START EXCERPT PROVIDED

Parkinson disease (PD) is a multifactorial disease that takes a leading place among contemporary frequent diseases of the central nervous system (CNS) with not well-established mechanism [1]. The major clinical disturbances in PD are dopamine depletion consequence in the neostriatum, due to dopaminergic neurons’ degeneration [2]. The drug therapy depends on disease severity, remains relatively nonspecific and limited long term efficacy. In the early disease stages, is used a monoamine oxidase β-inhibitor. Initially, the drug is used to inhibit the dopamine degradation [3]. In later disease phases, the patients are treated with Levodopa (L-dopa) a dopamine precursor [4]. The dihydroxyphenylalanine (Levodopa, L-dopa) - is a "gold standard" and the most effective symptomatic treatment for PD, against which new drugs are compared [5]. A number of therapies have been developed in an attempt to improve the disease treatment, such as dopaminergic agonists and inhibitors COMT and MAO-B, but most patients still depend on L-dopa because it is the most able to control the PD symptoms [6]. The L-dopa clinical effect is diminished by motor complications resulting from prolonged treatment. Due to the L-dopa neurotoxic effect in the disease treatment, the L-dopa administration is delayed as long as possible in order to avoid side effects [7].

END EXCERPT PROVIDED
START DATA EXCERPTS

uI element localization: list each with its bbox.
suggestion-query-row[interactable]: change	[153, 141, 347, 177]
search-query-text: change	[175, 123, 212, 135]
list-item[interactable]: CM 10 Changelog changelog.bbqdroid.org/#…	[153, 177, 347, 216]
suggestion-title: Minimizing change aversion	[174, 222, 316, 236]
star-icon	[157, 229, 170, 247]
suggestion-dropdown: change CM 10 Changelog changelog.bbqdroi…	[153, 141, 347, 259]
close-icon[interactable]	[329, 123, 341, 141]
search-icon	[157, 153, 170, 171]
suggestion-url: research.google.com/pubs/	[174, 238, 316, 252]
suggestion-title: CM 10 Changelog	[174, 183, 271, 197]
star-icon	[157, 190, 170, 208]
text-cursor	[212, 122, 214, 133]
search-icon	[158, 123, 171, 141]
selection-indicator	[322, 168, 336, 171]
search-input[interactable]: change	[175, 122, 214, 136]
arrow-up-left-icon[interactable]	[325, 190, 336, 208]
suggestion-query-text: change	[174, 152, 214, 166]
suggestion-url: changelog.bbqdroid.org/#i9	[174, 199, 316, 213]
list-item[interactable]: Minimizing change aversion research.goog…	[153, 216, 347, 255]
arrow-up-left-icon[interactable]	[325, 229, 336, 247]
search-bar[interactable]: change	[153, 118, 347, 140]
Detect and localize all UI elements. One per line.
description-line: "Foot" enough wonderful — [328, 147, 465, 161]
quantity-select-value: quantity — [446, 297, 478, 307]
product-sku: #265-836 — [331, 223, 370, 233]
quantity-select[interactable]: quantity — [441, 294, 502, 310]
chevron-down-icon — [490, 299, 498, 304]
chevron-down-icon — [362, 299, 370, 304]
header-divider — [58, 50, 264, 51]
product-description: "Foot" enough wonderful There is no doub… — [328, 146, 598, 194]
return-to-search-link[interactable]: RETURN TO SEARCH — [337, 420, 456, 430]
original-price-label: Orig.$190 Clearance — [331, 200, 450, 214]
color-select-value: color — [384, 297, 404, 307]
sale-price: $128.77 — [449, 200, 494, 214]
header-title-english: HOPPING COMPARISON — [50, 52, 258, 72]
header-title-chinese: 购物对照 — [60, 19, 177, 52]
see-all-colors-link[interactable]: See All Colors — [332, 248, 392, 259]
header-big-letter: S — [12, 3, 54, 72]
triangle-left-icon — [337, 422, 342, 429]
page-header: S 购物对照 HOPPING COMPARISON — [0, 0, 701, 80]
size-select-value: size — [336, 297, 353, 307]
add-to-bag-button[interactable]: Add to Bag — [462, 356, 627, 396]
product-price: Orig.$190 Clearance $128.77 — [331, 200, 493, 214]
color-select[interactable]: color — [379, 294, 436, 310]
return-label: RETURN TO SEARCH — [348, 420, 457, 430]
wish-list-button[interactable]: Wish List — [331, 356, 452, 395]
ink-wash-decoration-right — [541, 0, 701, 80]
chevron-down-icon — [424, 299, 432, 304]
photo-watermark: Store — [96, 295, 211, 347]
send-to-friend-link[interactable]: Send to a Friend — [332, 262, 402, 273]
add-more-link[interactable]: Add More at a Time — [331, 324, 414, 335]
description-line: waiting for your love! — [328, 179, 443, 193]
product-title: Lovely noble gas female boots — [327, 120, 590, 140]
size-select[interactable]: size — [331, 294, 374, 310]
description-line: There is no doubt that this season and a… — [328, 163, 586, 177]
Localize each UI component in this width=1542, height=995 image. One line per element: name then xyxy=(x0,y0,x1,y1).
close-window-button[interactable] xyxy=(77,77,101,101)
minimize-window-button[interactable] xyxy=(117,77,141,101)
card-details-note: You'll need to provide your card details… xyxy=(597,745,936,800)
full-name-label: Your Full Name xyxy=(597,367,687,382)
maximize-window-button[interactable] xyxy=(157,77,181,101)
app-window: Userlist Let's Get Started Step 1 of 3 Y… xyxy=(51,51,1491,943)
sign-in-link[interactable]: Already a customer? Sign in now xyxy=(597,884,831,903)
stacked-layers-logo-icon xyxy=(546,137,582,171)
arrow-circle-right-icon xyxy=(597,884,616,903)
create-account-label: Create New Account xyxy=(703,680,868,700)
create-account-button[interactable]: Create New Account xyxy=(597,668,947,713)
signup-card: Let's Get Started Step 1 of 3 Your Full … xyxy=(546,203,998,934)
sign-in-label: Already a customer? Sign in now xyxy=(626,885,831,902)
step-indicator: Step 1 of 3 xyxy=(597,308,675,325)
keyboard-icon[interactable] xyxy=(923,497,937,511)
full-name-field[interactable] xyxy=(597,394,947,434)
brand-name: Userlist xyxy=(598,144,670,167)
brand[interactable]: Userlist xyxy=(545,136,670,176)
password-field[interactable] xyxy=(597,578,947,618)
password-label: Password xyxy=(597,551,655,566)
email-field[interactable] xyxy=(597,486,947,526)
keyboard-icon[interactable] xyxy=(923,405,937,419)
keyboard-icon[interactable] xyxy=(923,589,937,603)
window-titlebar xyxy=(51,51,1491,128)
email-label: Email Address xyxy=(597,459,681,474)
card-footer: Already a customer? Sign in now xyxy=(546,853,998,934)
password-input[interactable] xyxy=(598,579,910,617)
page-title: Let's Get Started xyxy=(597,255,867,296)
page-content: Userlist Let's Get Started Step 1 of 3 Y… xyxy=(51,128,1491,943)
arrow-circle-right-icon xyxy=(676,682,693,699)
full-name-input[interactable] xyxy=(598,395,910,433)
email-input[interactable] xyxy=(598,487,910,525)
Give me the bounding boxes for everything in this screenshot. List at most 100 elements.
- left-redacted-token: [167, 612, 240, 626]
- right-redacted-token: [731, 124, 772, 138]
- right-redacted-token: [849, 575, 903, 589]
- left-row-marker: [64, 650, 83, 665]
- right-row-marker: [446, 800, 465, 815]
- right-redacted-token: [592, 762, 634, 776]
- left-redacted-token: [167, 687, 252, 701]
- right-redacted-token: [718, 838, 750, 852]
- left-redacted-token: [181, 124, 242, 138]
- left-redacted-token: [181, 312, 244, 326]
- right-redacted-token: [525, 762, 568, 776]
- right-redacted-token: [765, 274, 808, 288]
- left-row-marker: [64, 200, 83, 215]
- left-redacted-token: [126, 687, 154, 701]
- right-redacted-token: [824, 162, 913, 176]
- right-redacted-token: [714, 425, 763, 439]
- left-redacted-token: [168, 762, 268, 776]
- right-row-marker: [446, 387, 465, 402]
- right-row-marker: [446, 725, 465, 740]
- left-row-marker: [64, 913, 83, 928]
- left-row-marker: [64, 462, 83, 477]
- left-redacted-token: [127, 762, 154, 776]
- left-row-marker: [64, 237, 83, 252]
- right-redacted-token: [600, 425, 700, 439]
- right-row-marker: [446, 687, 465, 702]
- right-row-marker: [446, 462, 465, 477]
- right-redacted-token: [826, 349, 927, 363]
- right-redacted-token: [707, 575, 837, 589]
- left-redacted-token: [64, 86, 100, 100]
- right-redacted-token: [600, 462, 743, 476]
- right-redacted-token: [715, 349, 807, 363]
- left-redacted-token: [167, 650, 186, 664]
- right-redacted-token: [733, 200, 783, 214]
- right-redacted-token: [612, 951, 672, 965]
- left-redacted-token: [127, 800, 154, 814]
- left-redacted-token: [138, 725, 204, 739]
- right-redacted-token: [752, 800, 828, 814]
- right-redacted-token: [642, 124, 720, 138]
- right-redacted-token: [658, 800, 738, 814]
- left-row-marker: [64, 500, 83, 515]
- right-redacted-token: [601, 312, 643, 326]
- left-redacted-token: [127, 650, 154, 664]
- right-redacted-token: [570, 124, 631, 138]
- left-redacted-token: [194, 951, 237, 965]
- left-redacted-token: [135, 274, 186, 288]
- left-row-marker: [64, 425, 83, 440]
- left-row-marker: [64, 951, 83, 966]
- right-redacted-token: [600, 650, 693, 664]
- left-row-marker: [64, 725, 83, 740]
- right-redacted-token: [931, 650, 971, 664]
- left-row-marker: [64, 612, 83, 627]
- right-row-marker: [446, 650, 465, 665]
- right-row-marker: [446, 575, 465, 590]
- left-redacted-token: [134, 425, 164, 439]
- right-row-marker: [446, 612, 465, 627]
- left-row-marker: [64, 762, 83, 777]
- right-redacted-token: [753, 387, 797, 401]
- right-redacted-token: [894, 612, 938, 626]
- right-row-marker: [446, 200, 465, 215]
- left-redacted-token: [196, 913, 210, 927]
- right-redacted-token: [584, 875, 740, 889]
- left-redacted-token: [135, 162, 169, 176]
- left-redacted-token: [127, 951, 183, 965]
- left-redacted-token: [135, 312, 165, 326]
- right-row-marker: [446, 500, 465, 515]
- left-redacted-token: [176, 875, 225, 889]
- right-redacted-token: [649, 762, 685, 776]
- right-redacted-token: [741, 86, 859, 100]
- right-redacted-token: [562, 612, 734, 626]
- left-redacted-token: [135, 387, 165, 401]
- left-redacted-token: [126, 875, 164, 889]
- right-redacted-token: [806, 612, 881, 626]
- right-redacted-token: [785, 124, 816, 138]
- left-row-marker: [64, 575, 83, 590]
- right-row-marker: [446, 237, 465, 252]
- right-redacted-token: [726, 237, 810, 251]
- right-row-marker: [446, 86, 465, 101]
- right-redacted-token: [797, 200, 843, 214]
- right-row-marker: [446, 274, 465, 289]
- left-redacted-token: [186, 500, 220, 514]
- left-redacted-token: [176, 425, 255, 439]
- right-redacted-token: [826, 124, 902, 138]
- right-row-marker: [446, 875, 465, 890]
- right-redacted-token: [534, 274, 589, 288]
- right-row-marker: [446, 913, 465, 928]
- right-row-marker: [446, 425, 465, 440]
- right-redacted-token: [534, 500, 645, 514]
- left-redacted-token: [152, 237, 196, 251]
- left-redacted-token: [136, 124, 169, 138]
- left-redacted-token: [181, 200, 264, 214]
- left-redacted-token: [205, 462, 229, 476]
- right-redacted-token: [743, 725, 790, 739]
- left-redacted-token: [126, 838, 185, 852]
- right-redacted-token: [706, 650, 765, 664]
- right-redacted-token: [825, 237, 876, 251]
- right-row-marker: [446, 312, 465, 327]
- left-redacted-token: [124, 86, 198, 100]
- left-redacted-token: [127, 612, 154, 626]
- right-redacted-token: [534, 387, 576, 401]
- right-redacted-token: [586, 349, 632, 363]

END DATA EXCERPTS

▶ **REQUIRED ACTIONS**:
1) Decide whether each statement agrees with the excerpt on Parkinson disease. Answer yes or no, and quote the words from the excerpt that settle it.
(a) L-dopa is described as the most effective symptomatic treatment for the disease.
(b) A monoamine oxidase β-inhibitor is given in the later phases of the disease.
(c) Newer therapies have made most patients no longer dependent on L-dopa.
2) According to the excerpt on Parkinson disease, what diminishes the clinical effect of L-dopa?
3) Continue the excerpt on Parkinson disease treatment from the point where it stops.
The items have no role in any of this.

▶ **RESULTS BY TASK**:
1)
(a) Yes: "the most effective symptomatic treatment for PD"
(b) No: "In the early disease stages, is used a monoamine oxidase β-inhibitor."
(c) No: "most patients still depend on L-dopa because it is the most able to control the PD symptoms"

2) Motor complications resulting from prolonged treatment.

3)
Over the last decade, many different hypothesis, including oxidant-antioxidant theory, have been suggested to explain the etiology of PD. Local and systemic oxidative injuries, triggered by free radicals and reactive oxygen species (ROS), may be a reason for dopaminergic neurons’ degeneration [8]. Oxidative stress is a consequence of overproducing or inadequate removal of ROS in the cells, causing impairment of the oxidant-antioxidant balance in the body and may lead to non-specific damages of different biomolecules such as proteins, lipids, and nucleic acids. In addition, combining L-dopa therapy with antioxidants (from natural or synthetic origin), may reduce the oxidative processes, decrease side-effects and provide symptomatic relief [9].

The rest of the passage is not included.